▸ PROBLEM TO SOLVE
Copy each of these lines word for word.

▸ Boxed element lines
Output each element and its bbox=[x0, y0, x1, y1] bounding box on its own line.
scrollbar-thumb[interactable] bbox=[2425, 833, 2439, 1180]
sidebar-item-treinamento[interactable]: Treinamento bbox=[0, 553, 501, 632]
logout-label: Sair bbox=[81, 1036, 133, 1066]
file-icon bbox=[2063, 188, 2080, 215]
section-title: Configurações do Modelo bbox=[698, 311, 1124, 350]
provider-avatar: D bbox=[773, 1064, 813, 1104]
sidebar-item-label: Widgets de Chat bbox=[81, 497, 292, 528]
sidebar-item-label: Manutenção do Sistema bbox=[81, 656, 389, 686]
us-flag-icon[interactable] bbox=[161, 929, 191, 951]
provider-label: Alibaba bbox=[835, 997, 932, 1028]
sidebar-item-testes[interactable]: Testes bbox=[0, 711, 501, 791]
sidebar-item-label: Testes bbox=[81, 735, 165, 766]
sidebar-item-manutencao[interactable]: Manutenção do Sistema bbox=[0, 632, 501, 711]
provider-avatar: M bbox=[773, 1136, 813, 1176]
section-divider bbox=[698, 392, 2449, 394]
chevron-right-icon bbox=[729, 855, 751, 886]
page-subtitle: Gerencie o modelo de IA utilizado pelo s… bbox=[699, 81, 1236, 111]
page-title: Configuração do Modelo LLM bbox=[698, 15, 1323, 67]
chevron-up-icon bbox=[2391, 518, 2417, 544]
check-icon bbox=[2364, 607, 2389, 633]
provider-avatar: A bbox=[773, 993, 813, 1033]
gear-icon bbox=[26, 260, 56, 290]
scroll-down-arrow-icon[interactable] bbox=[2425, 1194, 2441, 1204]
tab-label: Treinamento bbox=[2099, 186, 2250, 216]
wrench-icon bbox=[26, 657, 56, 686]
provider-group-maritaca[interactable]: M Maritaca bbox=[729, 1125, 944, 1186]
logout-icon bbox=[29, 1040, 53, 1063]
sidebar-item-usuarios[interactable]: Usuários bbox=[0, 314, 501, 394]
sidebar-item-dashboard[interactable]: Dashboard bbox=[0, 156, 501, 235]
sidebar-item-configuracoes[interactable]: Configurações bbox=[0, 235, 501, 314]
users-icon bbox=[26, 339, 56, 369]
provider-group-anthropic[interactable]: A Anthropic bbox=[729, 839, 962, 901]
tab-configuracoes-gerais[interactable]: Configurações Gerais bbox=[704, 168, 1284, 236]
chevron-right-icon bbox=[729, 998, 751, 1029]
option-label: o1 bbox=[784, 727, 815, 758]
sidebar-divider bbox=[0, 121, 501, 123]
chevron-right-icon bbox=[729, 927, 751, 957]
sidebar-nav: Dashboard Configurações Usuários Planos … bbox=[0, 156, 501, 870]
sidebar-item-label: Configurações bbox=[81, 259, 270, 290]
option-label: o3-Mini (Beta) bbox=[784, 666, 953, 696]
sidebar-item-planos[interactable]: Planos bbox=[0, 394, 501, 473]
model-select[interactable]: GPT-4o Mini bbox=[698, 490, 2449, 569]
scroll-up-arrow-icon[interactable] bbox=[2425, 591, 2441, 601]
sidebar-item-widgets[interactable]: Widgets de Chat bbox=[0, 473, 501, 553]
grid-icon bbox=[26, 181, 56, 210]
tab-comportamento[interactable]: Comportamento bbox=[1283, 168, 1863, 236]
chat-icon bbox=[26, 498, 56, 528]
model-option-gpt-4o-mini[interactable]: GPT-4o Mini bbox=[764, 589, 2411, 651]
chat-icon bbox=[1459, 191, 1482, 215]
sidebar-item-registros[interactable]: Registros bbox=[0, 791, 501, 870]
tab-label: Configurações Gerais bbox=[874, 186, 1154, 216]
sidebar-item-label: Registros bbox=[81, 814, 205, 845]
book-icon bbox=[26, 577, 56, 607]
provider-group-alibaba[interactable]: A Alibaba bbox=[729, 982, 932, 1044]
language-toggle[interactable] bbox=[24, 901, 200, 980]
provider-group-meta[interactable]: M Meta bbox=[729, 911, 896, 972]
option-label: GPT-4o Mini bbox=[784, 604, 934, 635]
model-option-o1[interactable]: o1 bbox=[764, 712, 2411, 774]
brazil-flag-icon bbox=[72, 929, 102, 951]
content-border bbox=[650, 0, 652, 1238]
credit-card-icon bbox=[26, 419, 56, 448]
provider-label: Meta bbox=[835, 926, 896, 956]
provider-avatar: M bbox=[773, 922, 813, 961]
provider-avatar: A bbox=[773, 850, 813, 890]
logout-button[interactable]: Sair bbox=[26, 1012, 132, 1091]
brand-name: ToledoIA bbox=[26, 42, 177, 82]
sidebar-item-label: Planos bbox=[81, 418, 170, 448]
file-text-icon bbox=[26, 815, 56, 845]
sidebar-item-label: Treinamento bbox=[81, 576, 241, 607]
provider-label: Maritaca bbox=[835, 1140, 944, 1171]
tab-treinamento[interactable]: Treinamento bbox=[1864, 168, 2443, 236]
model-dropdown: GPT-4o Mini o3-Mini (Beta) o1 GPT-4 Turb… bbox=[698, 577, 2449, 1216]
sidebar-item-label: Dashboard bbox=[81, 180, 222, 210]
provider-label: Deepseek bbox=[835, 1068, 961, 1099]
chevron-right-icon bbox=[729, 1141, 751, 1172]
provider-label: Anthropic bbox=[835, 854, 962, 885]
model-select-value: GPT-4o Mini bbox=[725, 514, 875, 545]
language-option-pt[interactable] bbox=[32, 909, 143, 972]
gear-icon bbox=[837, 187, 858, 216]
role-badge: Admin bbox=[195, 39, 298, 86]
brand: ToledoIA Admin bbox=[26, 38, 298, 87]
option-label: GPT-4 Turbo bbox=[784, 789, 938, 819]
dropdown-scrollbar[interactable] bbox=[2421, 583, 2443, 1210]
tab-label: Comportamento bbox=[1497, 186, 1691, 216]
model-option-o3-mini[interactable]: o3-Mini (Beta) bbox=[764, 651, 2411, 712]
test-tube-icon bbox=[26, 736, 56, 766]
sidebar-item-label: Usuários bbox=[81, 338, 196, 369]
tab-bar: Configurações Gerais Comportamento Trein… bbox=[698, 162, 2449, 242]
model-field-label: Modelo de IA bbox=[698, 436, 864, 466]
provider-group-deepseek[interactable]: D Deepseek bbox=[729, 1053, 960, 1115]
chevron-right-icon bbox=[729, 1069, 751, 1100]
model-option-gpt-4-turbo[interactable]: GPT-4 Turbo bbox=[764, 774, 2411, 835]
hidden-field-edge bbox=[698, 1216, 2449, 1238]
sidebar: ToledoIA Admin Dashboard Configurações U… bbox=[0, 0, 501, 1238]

▸ SOLUTION
Output each element and its bbox=[x0, y0, x1, y1] bounding box on its own line.
scrollbar-thumb[interactable] bbox=[2425, 833, 2439, 1180]
sidebar-item-treinamento[interactable]: Treinamento bbox=[0, 553, 501, 632]
logout-label: Sair bbox=[81, 1036, 133, 1066]
file-icon bbox=[2063, 188, 2080, 215]
section-title: Configurações do Modelo bbox=[698, 311, 1124, 350]
provider-avatar: D bbox=[773, 1064, 813, 1104]
sidebar-item-label: Widgets de Chat bbox=[81, 497, 292, 528]
sidebar-item-label: Manutenção do Sistema bbox=[81, 656, 389, 686]
us-flag-icon[interactable] bbox=[161, 929, 191, 951]
provider-label: Alibaba bbox=[835, 997, 932, 1028]
sidebar-item-testes[interactable]: Testes bbox=[0, 711, 501, 791]
sidebar-item-label: Testes bbox=[81, 735, 165, 766]
sidebar-item-manutencao[interactable]: Manutenção do Sistema bbox=[0, 632, 501, 711]
provider-avatar: M bbox=[773, 1136, 813, 1176]
section-divider bbox=[698, 392, 2449, 394]
chevron-right-icon bbox=[729, 855, 751, 886]
page-subtitle: Gerencie o modelo de IA utilizado pelo s… bbox=[699, 81, 1236, 111]
page-title: Configuração do Modelo LLM bbox=[698, 15, 1323, 67]
chevron-up-icon bbox=[2391, 518, 2417, 544]
check-icon bbox=[2364, 607, 2389, 633]
provider-avatar: A bbox=[773, 993, 813, 1033]
gear-icon bbox=[26, 260, 56, 290]
scroll-down-arrow-icon[interactable] bbox=[2425, 1194, 2441, 1204]
tab-label: Treinamento bbox=[2099, 186, 2250, 216]
wrench-icon bbox=[26, 657, 56, 686]
provider-group-maritaca[interactable]: M Maritaca bbox=[729, 1125, 944, 1186]
logout-icon bbox=[29, 1040, 53, 1063]
sidebar-item-usuarios[interactable]: Usuários bbox=[0, 314, 501, 394]
sidebar-item-dashboard[interactable]: Dashboard bbox=[0, 156, 501, 235]
sidebar-item-configuracoes[interactable]: Configurações bbox=[0, 235, 501, 314]
users-icon bbox=[26, 339, 56, 369]
provider-group-anthropic[interactable]: A Anthropic bbox=[729, 839, 962, 901]
tab-configuracoes-gerais[interactable]: Configurações Gerais bbox=[704, 168, 1284, 236]
chevron-right-icon bbox=[729, 998, 751, 1029]
option-label: o1 bbox=[784, 727, 815, 758]
sidebar-divider bbox=[0, 121, 501, 123]
chevron-right-icon bbox=[729, 927, 751, 957]
sidebar-nav: Dashboard Configurações Usuários Planos … bbox=[0, 156, 501, 870]
sidebar-item-label: Configurações bbox=[81, 259, 270, 290]
option-label: o3-Mini (Beta) bbox=[784, 666, 953, 696]
sidebar-item-planos[interactable]: Planos bbox=[0, 394, 501, 473]
model-select[interactable]: GPT-4o Mini bbox=[698, 490, 2449, 569]
scroll-up-arrow-icon[interactable] bbox=[2425, 591, 2441, 601]
sidebar-item-widgets[interactable]: Widgets de Chat bbox=[0, 473, 501, 553]
grid-icon bbox=[26, 181, 56, 210]
tab-comportamento[interactable]: Comportamento bbox=[1283, 168, 1863, 236]
chat-icon bbox=[26, 498, 56, 528]
model-option-gpt-4o-mini[interactable]: GPT-4o Mini bbox=[764, 589, 2411, 651]
chat-icon bbox=[1459, 191, 1482, 215]
sidebar-item-registros[interactable]: Registros bbox=[0, 791, 501, 870]
tab-label: Configurações Gerais bbox=[874, 186, 1154, 216]
sidebar-item-label: Registros bbox=[81, 814, 205, 845]
book-icon bbox=[26, 577, 56, 607]
provider-group-alibaba[interactable]: A Alibaba bbox=[729, 982, 932, 1044]
language-toggle[interactable] bbox=[24, 901, 200, 980]
provider-group-meta[interactable]: M Meta bbox=[729, 911, 896, 972]
option-label: GPT-4o Mini bbox=[784, 604, 934, 635]
model-option-o1[interactable]: o1 bbox=[764, 712, 2411, 774]
brazil-flag-icon bbox=[72, 929, 102, 951]
content-border bbox=[650, 0, 652, 1238]
credit-card-icon bbox=[26, 419, 56, 448]
provider-label: Meta bbox=[835, 926, 896, 956]
provider-avatar: M bbox=[773, 922, 813, 961]
provider-avatar: A bbox=[773, 850, 813, 890]
logout-button[interactable]: Sair bbox=[26, 1012, 132, 1091]
brand-name: ToledoIA bbox=[26, 42, 177, 82]
sidebar-item-label: Planos bbox=[81, 418, 170, 448]
file-text-icon bbox=[26, 815, 56, 845]
sidebar-item-label: Treinamento bbox=[81, 576, 241, 607]
provider-label: Maritaca bbox=[835, 1140, 944, 1171]
tab-treinamento[interactable]: Treinamento bbox=[1864, 168, 2443, 236]
model-dropdown: GPT-4o Mini o3-Mini (Beta) o1 GPT-4 Turb… bbox=[698, 577, 2449, 1216]
sidebar-item-label: Dashboard bbox=[81, 180, 222, 210]
provider-label: Deepseek bbox=[835, 1068, 961, 1099]
chevron-right-icon bbox=[729, 1141, 751, 1172]
provider-label: Anthropic bbox=[835, 854, 962, 885]
model-select-value: GPT-4o Mini bbox=[725, 514, 875, 545]
language-option-pt[interactable] bbox=[32, 909, 143, 972]
gear-icon bbox=[837, 187, 858, 216]
role-badge: Admin bbox=[195, 39, 298, 86]
brand: ToledoIA Admin bbox=[26, 38, 298, 87]
option-label: GPT-4 Turbo bbox=[784, 789, 938, 819]
dropdown-scrollbar[interactable] bbox=[2421, 583, 2443, 1210]
tab-label: Comportamento bbox=[1497, 186, 1691, 216]
model-option-o3-mini[interactable]: o3-Mini (Beta) bbox=[764, 651, 2411, 712]
test-tube-icon bbox=[26, 736, 56, 766]
sidebar-item-label: Usuários bbox=[81, 338, 196, 369]
tab-bar: Configurações Gerais Comportamento Trein… bbox=[698, 162, 2449, 242]
model-field-label: Modelo de IA bbox=[698, 436, 864, 466]
provider-group-deepseek[interactable]: D Deepseek bbox=[729, 1053, 960, 1115]
chevron-right-icon bbox=[729, 1069, 751, 1100]
model-option-gpt-4-turbo[interactable]: GPT-4 Turbo bbox=[764, 774, 2411, 835]
hidden-field-edge bbox=[698, 1216, 2449, 1238]
sidebar: ToledoIA Admin Dashboard Configurações U… bbox=[0, 0, 501, 1238]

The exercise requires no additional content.